--- BEGIN SOURCE MATERIAL ---
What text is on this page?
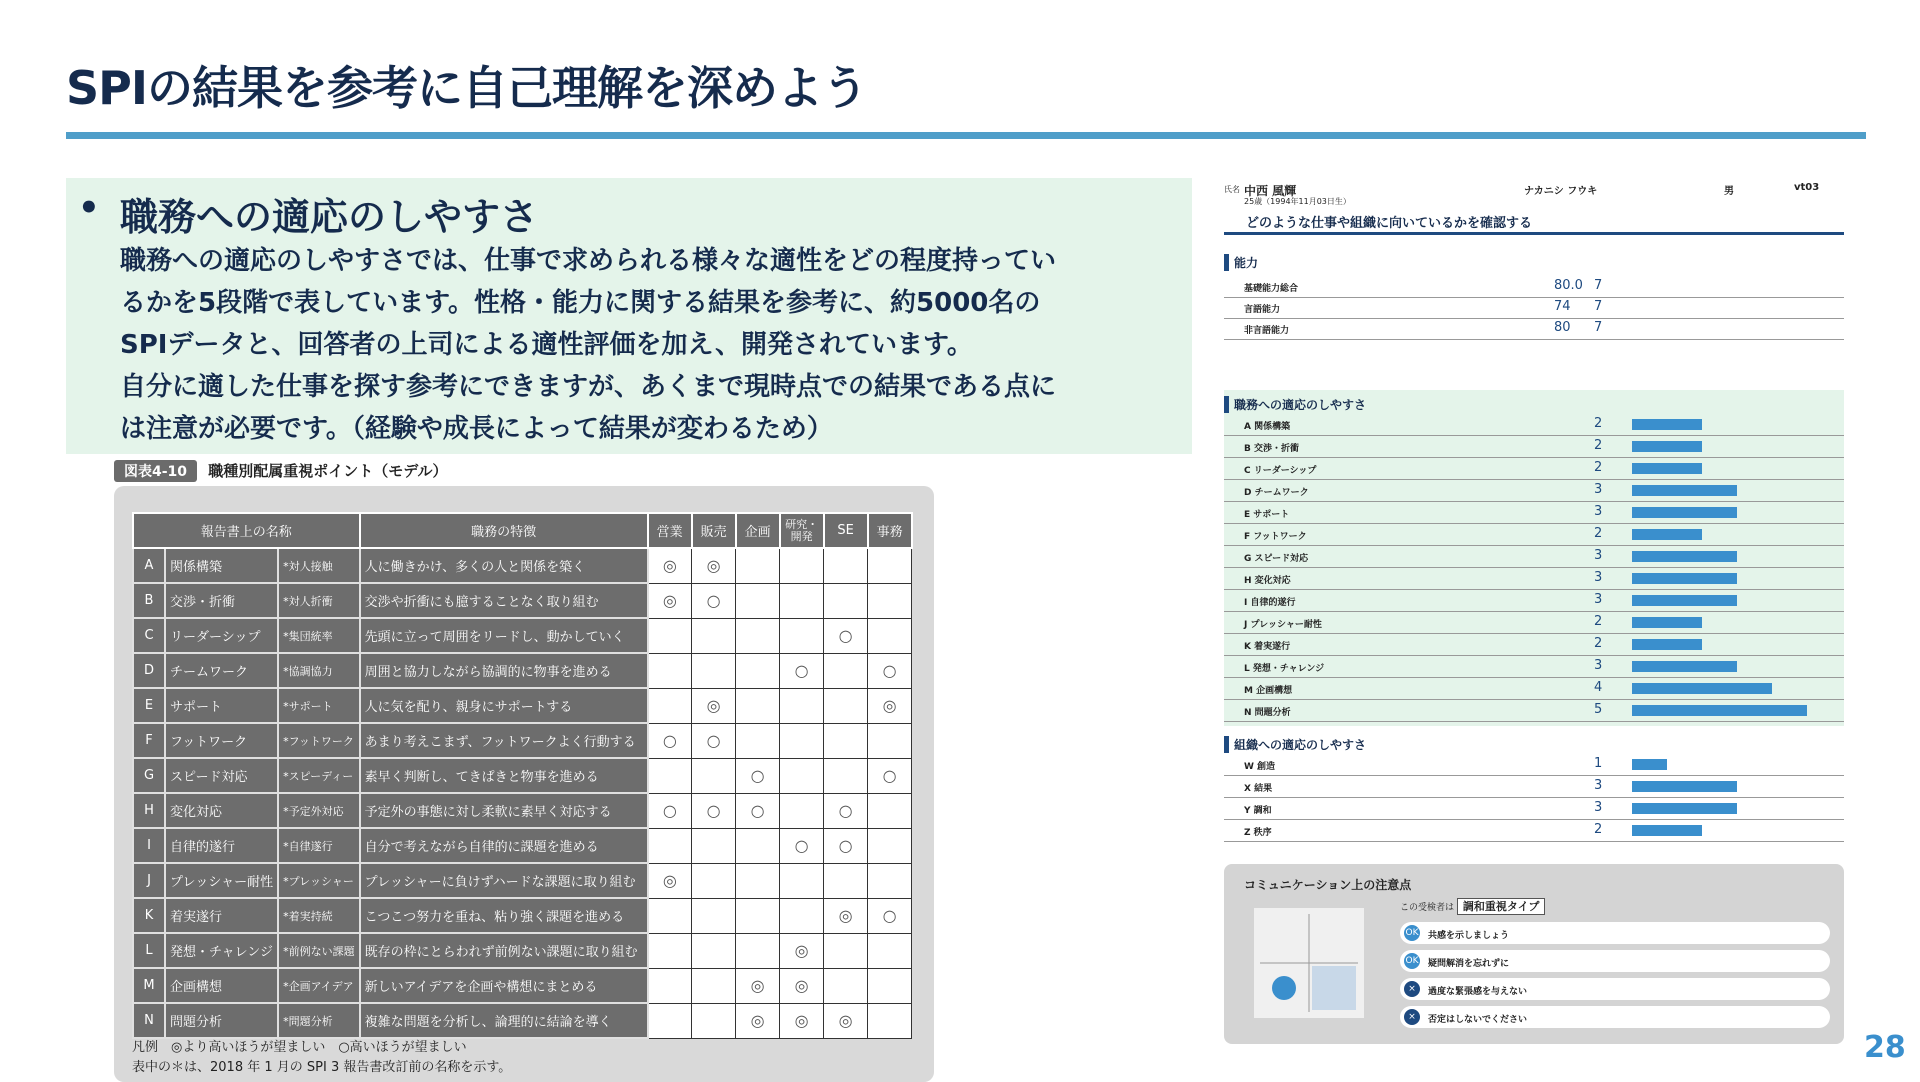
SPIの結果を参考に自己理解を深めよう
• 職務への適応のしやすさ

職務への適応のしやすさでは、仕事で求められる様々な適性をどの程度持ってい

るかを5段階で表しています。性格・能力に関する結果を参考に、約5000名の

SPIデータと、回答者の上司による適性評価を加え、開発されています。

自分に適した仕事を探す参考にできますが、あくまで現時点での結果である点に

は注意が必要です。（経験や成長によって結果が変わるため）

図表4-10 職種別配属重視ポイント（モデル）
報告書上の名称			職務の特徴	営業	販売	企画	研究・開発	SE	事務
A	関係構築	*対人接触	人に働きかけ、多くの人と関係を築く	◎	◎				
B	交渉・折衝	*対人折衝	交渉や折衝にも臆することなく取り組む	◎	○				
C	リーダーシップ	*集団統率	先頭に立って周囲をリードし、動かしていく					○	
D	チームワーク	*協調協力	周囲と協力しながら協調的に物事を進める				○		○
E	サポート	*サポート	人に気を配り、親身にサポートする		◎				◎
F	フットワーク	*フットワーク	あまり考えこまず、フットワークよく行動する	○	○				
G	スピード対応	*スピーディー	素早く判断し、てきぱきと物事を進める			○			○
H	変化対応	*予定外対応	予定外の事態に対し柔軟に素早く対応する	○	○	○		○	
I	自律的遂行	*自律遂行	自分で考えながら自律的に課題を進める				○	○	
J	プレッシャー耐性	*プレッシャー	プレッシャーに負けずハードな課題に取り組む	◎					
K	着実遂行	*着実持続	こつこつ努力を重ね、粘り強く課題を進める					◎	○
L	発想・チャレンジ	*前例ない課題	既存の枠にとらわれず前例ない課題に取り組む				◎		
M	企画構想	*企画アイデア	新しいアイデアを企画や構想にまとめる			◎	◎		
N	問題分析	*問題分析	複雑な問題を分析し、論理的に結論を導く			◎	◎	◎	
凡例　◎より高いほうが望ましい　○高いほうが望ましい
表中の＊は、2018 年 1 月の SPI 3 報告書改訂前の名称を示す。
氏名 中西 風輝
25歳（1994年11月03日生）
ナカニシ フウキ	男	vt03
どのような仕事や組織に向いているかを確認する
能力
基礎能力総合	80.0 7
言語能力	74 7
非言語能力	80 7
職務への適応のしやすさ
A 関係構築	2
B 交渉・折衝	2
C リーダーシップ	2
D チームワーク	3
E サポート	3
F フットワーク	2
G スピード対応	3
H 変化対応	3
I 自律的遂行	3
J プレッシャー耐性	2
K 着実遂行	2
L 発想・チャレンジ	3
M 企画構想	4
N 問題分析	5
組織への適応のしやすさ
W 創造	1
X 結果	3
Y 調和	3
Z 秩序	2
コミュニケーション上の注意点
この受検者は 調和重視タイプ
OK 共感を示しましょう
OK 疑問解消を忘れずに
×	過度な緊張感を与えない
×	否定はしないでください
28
--- END SOURCE MATERIAL ---
→ GIVEN REQUEST
All of the entries need to be transcribed word for word; pictures are left out.

→ SOLUTION
What text is on this page?
SPIの結果を参考に自己理解を深めよう
• 職務への適応のしやすさ

職務への適応のしやすさでは、仕事で求められる様々な適性をどの程度持ってい

るかを5段階で表しています。性格・能力に関する結果を参考に、約5000名の

SPIデータと、回答者の上司による適性評価を加え、開発されています。

自分に適した仕事を探す参考にできますが、あくまで現時点での結果である点に

は注意が必要です。（経験や成長によって結果が変わるため）

図表4-10 職種別配属重視ポイント（モデル）
報告書上の名称			職務の特徴	営業	販売	企画	研究・開発	SE	事務
A	関係構築	*対人接触	人に働きかけ、多くの人と関係を築く	◎	◎				
B	交渉・折衝	*対人折衝	交渉や折衝にも臆することなく取り組む	◎	○				
C	リーダーシップ	*集団統率	先頭に立って周囲をリードし、動かしていく					○	
D	チームワーク	*協調協力	周囲と協力しながら協調的に物事を進める				○		○
E	サポート	*サポート	人に気を配り、親身にサポートする		◎				◎
F	フットワーク	*フットワーク	あまり考えこまず、フットワークよく行動する	○	○				
G	スピード対応	*スピーディー	素早く判断し、てきぱきと物事を進める			○			○
H	変化対応	*予定外対応	予定外の事態に対し柔軟に素早く対応する	○	○	○		○	
I	自律的遂行	*自律遂行	自分で考えながら自律的に課題を進める				○	○	
J	プレッシャー耐性	*プレッシャー	プレッシャーに負けずハードな課題に取り組む	◎					
K	着実遂行	*着実持続	こつこつ努力を重ね、粘り強く課題を進める					◎	○
L	発想・チャレンジ	*前例ない課題	既存の枠にとらわれず前例ない課題に取り組む				◎		
M	企画構想	*企画アイデア	新しいアイデアを企画や構想にまとめる			◎	◎		
N	問題分析	*問題分析	複雑な問題を分析し、論理的に結論を導く			◎	◎	◎	
凡例　◎より高いほうが望ましい　○高いほうが望ましい
表中の＊は、2018 年 1 月の SPI 3 報告書改訂前の名称を示す。
氏名 中西 風輝
25歳（1994年11月03日生）
ナカニシ フウキ	男	vt03
どのような仕事や組織に向いているかを確認する
能力
基礎能力総合	80.0 7
言語能力	74 7
非言語能力	80 7
職務への適応のしやすさ
A 関係構築	2
B 交渉・折衝	2
C リーダーシップ	2
D チームワーク	3
E サポート	3
F フットワーク	2
G スピード対応	3
H 変化対応	3
I 自律的遂行	3
J プレッシャー耐性	2
K 着実遂行	2
L 発想・チャレンジ	3
M 企画構想	4
N 問題分析	5
組織への適応のしやすさ
W 創造	1
X 結果	3
Y 調和	3
Z 秩序	2
コミュニケーション上の注意点
この受検者は 調和重視タイプ
OK 共感を示しましょう
OK 疑問解消を忘れずに
×	過度な緊張感を与えない
×	否定はしないでください
28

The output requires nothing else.